───── RECORD SET
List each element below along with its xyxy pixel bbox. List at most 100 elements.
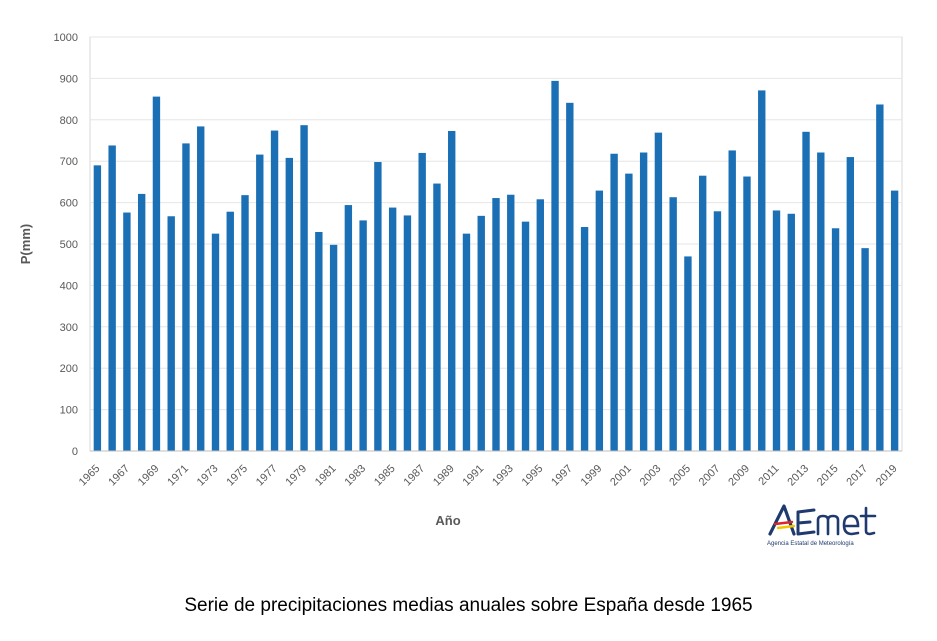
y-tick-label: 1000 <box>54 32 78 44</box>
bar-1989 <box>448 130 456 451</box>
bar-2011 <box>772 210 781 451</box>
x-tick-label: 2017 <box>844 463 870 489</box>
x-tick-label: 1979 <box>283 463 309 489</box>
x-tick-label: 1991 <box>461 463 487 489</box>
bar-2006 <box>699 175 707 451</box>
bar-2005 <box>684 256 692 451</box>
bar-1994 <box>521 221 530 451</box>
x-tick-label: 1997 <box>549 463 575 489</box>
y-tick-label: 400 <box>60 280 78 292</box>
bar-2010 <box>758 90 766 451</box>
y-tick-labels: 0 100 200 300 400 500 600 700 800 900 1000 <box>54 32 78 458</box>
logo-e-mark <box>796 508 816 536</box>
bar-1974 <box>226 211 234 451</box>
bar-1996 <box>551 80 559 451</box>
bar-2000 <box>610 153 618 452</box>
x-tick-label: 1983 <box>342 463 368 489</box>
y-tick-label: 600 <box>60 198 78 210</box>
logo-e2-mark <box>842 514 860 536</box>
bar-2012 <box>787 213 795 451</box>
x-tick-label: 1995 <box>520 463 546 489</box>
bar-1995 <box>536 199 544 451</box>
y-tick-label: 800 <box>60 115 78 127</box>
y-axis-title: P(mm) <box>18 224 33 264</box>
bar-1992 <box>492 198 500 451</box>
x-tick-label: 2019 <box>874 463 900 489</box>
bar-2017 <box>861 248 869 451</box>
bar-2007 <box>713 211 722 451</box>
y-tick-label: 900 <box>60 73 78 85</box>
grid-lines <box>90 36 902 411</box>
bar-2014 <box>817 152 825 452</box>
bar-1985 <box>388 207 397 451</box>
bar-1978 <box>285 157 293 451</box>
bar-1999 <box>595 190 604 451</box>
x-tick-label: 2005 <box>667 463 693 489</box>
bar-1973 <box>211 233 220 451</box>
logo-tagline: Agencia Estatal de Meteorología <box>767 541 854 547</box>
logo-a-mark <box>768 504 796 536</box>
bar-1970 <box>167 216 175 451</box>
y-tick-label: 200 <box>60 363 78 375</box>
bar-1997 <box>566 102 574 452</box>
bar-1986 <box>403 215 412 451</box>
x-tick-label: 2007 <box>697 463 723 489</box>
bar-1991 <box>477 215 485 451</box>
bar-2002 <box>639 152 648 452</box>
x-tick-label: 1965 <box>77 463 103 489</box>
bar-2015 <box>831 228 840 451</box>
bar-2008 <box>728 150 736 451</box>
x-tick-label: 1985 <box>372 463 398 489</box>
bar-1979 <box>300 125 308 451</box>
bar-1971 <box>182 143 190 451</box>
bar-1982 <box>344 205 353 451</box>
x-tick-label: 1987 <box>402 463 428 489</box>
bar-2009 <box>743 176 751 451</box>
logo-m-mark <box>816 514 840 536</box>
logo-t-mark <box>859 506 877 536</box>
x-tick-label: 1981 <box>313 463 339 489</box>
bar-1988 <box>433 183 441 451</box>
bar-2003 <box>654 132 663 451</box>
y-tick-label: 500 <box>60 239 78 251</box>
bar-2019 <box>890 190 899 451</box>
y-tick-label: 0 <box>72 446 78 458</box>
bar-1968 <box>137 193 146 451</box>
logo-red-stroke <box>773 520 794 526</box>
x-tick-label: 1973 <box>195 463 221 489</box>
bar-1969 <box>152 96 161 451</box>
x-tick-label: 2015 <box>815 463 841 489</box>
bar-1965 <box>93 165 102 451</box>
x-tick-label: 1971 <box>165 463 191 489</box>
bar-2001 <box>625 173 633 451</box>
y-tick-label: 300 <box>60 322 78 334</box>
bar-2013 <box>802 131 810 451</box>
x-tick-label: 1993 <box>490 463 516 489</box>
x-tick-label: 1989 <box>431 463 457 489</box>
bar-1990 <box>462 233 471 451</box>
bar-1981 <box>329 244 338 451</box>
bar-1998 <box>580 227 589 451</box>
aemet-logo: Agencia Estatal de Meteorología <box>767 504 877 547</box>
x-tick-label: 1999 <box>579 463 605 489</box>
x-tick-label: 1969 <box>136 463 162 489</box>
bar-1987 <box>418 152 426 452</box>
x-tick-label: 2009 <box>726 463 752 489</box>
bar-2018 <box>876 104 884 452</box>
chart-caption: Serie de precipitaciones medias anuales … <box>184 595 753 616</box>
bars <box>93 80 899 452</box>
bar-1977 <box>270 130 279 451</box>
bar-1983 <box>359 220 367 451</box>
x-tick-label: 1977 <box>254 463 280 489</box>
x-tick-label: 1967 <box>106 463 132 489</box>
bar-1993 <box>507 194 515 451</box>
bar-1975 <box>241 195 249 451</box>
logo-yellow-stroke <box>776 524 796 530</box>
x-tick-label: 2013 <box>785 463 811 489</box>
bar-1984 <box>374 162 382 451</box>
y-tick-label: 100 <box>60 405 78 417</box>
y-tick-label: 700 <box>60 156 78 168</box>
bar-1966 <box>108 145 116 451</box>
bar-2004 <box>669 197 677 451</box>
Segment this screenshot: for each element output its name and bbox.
──────────
SHORT TASK:
Copy all of the data above word for word, omitting the pictures.

FULL ANSWER:
List each element below along with its xyxy pixel bbox. List at most 100 elements.
y-tick-label: 1000 <box>54 32 78 44</box>
bar-1989 <box>448 130 456 451</box>
bar-2011 <box>772 210 781 451</box>
x-tick-label: 2017 <box>844 463 870 489</box>
x-tick-label: 1979 <box>283 463 309 489</box>
x-tick-label: 1991 <box>461 463 487 489</box>
bar-2006 <box>699 175 707 451</box>
bar-2005 <box>684 256 692 451</box>
bar-1994 <box>521 221 530 451</box>
x-tick-label: 1997 <box>549 463 575 489</box>
y-tick-label: 400 <box>60 280 78 292</box>
bar-2010 <box>758 90 766 451</box>
y-tick-labels: 0 100 200 300 400 500 600 700 800 900 1000 <box>54 32 78 458</box>
logo-e-mark <box>796 508 816 536</box>
bar-1974 <box>226 211 234 451</box>
bar-1996 <box>551 80 559 451</box>
bar-2000 <box>610 153 618 452</box>
x-tick-label: 1983 <box>342 463 368 489</box>
y-tick-label: 600 <box>60 198 78 210</box>
logo-e2-mark <box>842 514 860 536</box>
bar-2012 <box>787 213 795 451</box>
x-tick-label: 1995 <box>520 463 546 489</box>
bar-1995 <box>536 199 544 451</box>
y-tick-label: 800 <box>60 115 78 127</box>
y-axis-title: P(mm) <box>18 224 33 264</box>
bar-1992 <box>492 198 500 451</box>
x-tick-label: 2019 <box>874 463 900 489</box>
bar-2017 <box>861 248 869 451</box>
bar-2007 <box>713 211 722 451</box>
y-tick-label: 900 <box>60 73 78 85</box>
grid-lines <box>90 36 902 411</box>
bar-2014 <box>817 152 825 452</box>
bar-1985 <box>388 207 397 451</box>
bar-1978 <box>285 157 293 451</box>
bar-1999 <box>595 190 604 451</box>
x-tick-label: 2005 <box>667 463 693 489</box>
bar-1973 <box>211 233 220 451</box>
logo-tagline: Agencia Estatal de Meteorología <box>767 541 854 547</box>
logo-a-mark <box>768 504 796 536</box>
bar-1970 <box>167 216 175 451</box>
y-tick-label: 200 <box>60 363 78 375</box>
bar-1997 <box>566 102 574 452</box>
bar-1986 <box>403 215 412 451</box>
x-tick-label: 2007 <box>697 463 723 489</box>
bar-1991 <box>477 215 485 451</box>
bar-2002 <box>639 152 648 452</box>
x-tick-label: 1965 <box>77 463 103 489</box>
bar-2015 <box>831 228 840 451</box>
bar-2008 <box>728 150 736 451</box>
x-tick-label: 1985 <box>372 463 398 489</box>
bar-1979 <box>300 125 308 451</box>
bar-1971 <box>182 143 190 451</box>
bar-1982 <box>344 205 353 451</box>
x-tick-label: 1987 <box>402 463 428 489</box>
bar-2009 <box>743 176 751 451</box>
logo-m-mark <box>816 514 840 536</box>
logo-t-mark <box>859 506 877 536</box>
x-tick-label: 1981 <box>313 463 339 489</box>
bar-1988 <box>433 183 441 451</box>
bar-2003 <box>654 132 663 451</box>
y-tick-label: 500 <box>60 239 78 251</box>
bar-2019 <box>890 190 899 451</box>
y-tick-label: 0 <box>72 446 78 458</box>
bar-1968 <box>137 193 146 451</box>
logo-red-stroke <box>773 520 794 526</box>
x-tick-label: 1973 <box>195 463 221 489</box>
bar-1969 <box>152 96 161 451</box>
x-tick-label: 2015 <box>815 463 841 489</box>
bar-1965 <box>93 165 102 451</box>
x-tick-label: 1971 <box>165 463 191 489</box>
bar-2001 <box>625 173 633 451</box>
y-tick-label: 300 <box>60 322 78 334</box>
bar-2013 <box>802 131 810 451</box>
x-tick-label: 1993 <box>490 463 516 489</box>
x-tick-label: 1989 <box>431 463 457 489</box>
bar-1990 <box>462 233 471 451</box>
bar-1981 <box>329 244 338 451</box>
bar-1998 <box>580 227 589 451</box>
aemet-logo: Agencia Estatal de Meteorología <box>767 504 877 547</box>
x-tick-label: 1999 <box>579 463 605 489</box>
x-tick-label: 1969 <box>136 463 162 489</box>
bar-1987 <box>418 152 426 452</box>
x-tick-label: 2009 <box>726 463 752 489</box>
bar-2018 <box>876 104 884 452</box>
chart-caption: Serie de precipitaciones medias anuales … <box>184 595 753 616</box>
bars <box>93 80 899 452</box>
bar-1977 <box>270 130 279 451</box>
bar-1983 <box>359 220 367 451</box>
x-tick-label: 1977 <box>254 463 280 489</box>
x-tick-label: 1967 <box>106 463 132 489</box>
bar-1993 <box>507 194 515 451</box>
bar-1975 <box>241 195 249 451</box>
logo-yellow-stroke <box>776 524 796 530</box>
x-tick-label: 2013 <box>785 463 811 489</box>
bar-1984 <box>374 162 382 451</box>
y-tick-label: 100 <box>60 405 78 417</box>
y-tick-label: 700 <box>60 156 78 168</box>
bar-1966 <box>108 145 116 451</box>
bar-2004 <box>669 197 677 451</box>
Segment this screenshot: for each element output its name and bbox.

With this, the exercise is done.